*DATASET ENTRIES*:
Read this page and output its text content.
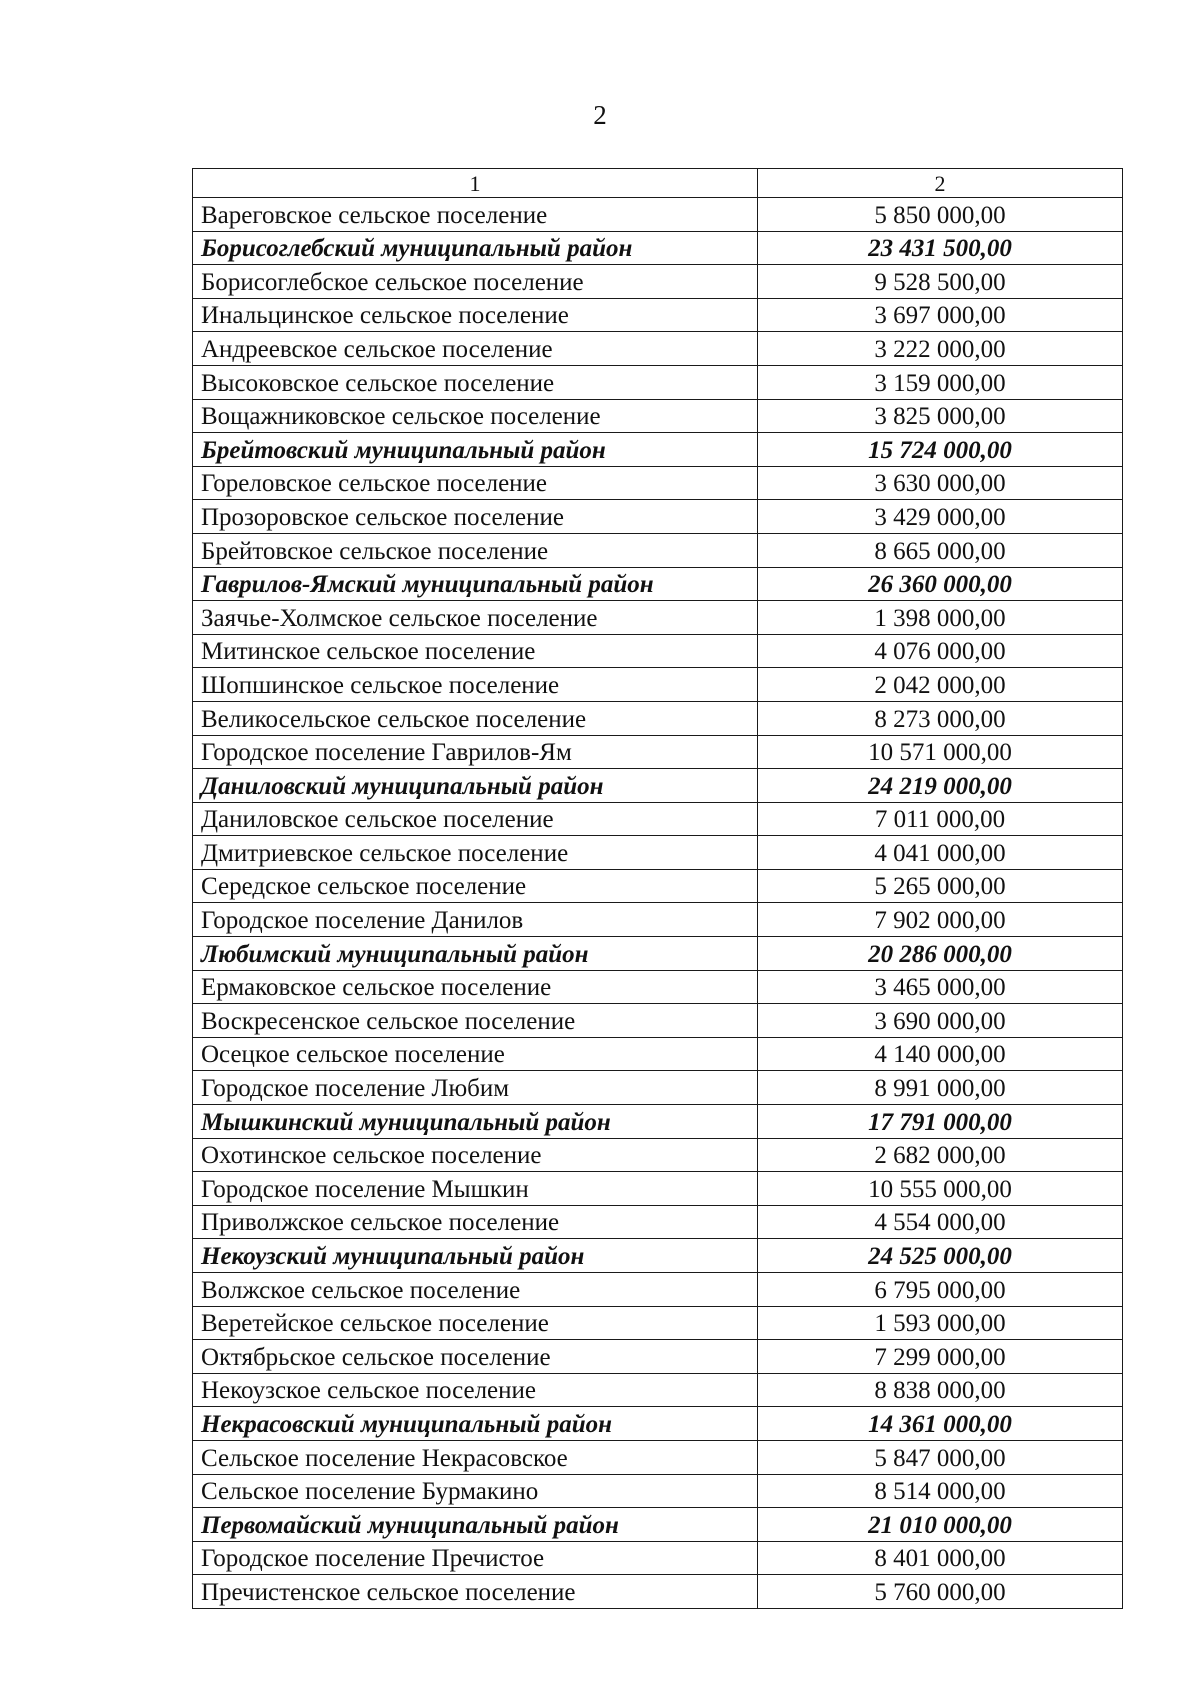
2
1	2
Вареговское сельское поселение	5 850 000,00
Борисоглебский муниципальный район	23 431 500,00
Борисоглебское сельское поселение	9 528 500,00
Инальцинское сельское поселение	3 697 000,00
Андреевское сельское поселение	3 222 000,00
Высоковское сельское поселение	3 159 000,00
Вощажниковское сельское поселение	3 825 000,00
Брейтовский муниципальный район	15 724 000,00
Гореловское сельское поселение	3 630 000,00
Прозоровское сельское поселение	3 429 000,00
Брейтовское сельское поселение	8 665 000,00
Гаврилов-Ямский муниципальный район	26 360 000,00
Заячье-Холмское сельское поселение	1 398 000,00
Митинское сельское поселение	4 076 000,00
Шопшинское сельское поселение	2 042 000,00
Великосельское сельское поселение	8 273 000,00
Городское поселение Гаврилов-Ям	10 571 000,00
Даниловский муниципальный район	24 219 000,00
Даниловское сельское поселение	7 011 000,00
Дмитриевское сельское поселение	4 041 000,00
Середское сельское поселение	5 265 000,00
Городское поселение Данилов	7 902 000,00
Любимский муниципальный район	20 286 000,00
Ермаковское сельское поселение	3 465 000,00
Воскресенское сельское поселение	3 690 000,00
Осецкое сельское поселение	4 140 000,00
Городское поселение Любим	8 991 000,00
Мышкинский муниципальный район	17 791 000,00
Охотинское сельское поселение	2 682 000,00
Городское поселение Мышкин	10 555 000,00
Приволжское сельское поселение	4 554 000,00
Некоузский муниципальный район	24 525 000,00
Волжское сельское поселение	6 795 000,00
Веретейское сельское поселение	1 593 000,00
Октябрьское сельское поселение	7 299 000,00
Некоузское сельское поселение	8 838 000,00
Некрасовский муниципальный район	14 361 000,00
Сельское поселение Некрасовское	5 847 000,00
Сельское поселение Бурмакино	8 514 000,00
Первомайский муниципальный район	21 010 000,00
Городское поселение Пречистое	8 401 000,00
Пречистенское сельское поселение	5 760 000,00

==

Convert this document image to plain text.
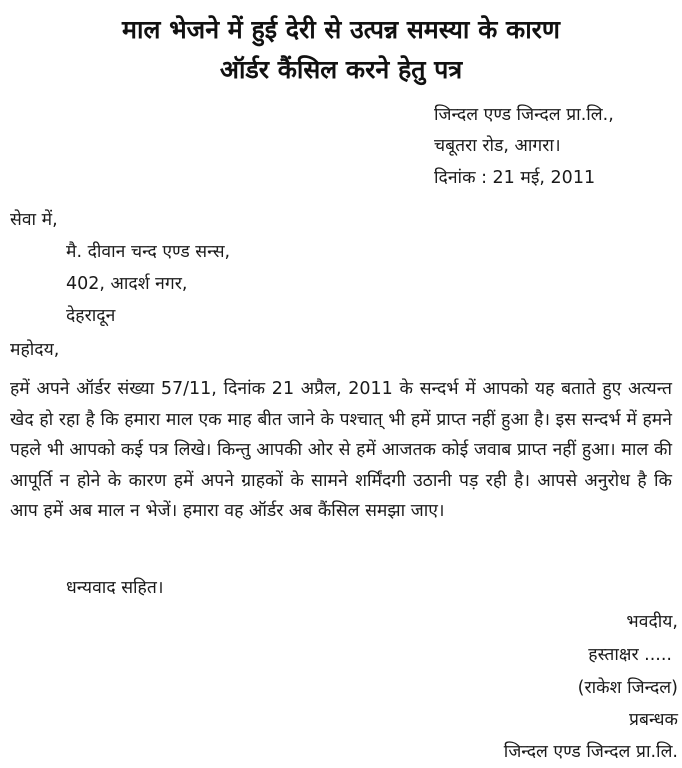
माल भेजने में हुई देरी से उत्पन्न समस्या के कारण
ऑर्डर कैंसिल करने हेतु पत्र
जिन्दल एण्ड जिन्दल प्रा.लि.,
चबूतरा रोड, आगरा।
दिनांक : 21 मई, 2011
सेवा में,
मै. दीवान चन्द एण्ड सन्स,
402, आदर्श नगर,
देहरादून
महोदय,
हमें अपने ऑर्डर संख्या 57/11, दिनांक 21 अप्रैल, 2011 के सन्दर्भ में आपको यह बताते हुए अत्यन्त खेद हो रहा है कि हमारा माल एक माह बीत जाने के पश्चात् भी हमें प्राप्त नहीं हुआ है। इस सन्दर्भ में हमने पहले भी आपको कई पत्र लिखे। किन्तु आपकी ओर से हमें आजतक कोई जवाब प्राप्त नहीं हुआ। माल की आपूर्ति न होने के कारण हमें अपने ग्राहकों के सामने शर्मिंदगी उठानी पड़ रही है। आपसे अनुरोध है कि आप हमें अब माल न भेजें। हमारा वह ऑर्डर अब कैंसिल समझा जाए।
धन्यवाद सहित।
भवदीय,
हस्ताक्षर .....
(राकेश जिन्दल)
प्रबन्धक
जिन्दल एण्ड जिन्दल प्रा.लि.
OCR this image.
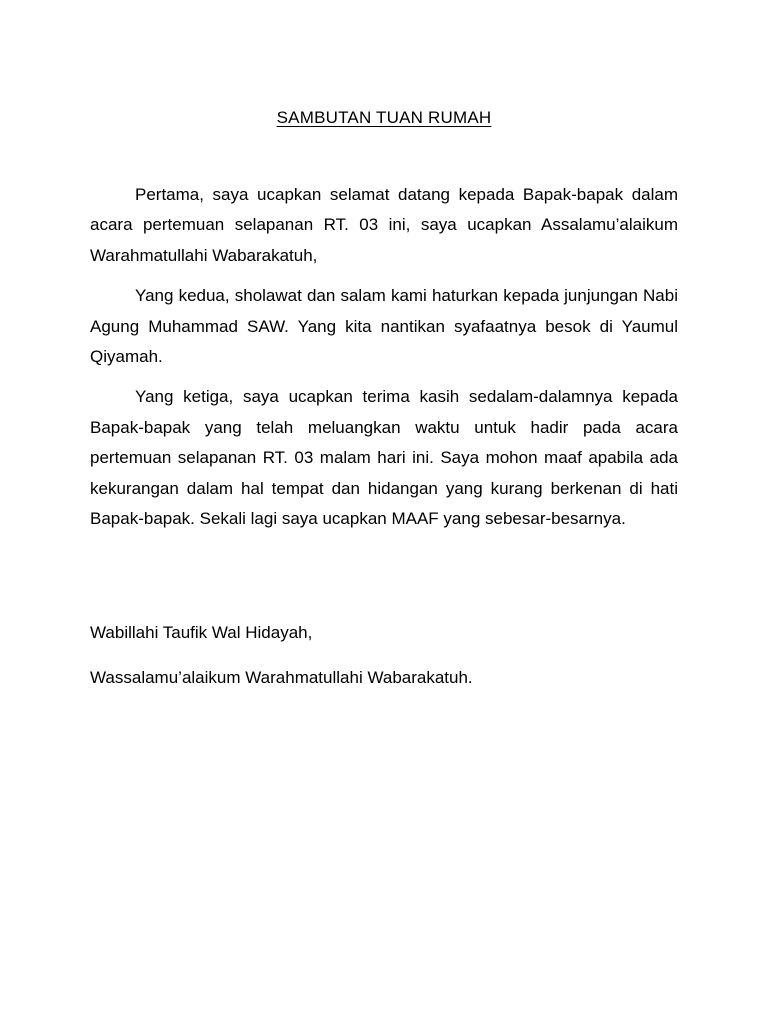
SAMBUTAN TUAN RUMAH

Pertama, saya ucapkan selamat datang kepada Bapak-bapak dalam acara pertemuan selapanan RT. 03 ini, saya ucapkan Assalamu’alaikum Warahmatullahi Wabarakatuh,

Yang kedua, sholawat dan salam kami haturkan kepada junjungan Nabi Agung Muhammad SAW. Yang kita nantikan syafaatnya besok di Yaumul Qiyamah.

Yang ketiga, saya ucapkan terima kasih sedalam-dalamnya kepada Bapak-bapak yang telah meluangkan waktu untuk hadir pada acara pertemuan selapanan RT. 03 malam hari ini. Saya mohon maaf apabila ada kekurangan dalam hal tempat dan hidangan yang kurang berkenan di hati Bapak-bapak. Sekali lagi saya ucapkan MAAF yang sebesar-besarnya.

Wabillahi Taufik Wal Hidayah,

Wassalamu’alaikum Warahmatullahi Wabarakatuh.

*SHORT PROBLEM*: Report every line containing the word "Wabarakatuh" from the listing above.

*WRITTEN RESPONSE*:
Pertama, saya ucapkan selamat datang kepada Bapak-bapak dalam acara pertemuan selapanan RT. 03 ini, saya ucapkan Assalamu’alaikum Warahmatullahi Wabarakatuh,
Wassalamu’alaikum Warahmatullahi Wabarakatuh.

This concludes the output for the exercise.